The exercise
Copy each line that has the string "area" somewhere in it.

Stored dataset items
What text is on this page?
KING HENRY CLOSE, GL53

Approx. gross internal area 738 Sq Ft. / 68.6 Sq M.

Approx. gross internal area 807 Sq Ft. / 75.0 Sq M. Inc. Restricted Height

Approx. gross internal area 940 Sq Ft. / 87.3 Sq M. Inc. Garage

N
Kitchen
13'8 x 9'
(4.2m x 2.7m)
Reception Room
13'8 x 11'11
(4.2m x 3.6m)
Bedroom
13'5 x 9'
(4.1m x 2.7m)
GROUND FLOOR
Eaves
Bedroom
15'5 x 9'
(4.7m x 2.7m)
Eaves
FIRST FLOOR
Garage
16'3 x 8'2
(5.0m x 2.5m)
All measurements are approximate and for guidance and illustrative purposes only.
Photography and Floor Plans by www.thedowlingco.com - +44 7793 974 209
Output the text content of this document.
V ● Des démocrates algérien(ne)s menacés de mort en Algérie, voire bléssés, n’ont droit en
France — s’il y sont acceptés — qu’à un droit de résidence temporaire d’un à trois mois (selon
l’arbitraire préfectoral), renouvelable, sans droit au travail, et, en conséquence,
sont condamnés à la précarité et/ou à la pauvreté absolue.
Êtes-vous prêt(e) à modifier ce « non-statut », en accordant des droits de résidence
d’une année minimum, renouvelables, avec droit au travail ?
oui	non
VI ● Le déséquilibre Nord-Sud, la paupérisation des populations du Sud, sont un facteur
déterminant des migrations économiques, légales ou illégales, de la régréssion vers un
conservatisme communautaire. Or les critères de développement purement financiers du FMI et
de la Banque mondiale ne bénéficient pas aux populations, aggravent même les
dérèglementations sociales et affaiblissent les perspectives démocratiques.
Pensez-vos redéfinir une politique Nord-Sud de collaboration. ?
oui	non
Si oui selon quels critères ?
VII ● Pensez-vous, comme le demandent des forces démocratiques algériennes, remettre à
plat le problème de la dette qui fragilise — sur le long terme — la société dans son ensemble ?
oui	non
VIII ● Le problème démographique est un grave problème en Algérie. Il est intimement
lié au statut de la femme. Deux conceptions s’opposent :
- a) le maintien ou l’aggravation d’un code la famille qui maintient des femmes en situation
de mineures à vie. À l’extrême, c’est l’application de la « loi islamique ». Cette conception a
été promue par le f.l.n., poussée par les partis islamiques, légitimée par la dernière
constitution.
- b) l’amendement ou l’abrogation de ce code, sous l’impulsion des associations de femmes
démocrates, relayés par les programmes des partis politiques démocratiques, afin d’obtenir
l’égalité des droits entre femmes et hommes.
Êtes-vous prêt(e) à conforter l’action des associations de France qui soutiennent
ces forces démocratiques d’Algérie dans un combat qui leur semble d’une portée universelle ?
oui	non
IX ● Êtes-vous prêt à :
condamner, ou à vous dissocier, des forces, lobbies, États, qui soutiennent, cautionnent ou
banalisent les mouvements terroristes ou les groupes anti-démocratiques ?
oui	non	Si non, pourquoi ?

Exercise result
Approx. gross internal area 738 Sq Ft. / 68.6 Sq M.
Approx. gross internal area 807 Sq Ft. / 75.0 Sq M. Inc. Restricted Height
Approx. gross internal area 940 Sq Ft. / 87.3 Sq M. Inc. Garage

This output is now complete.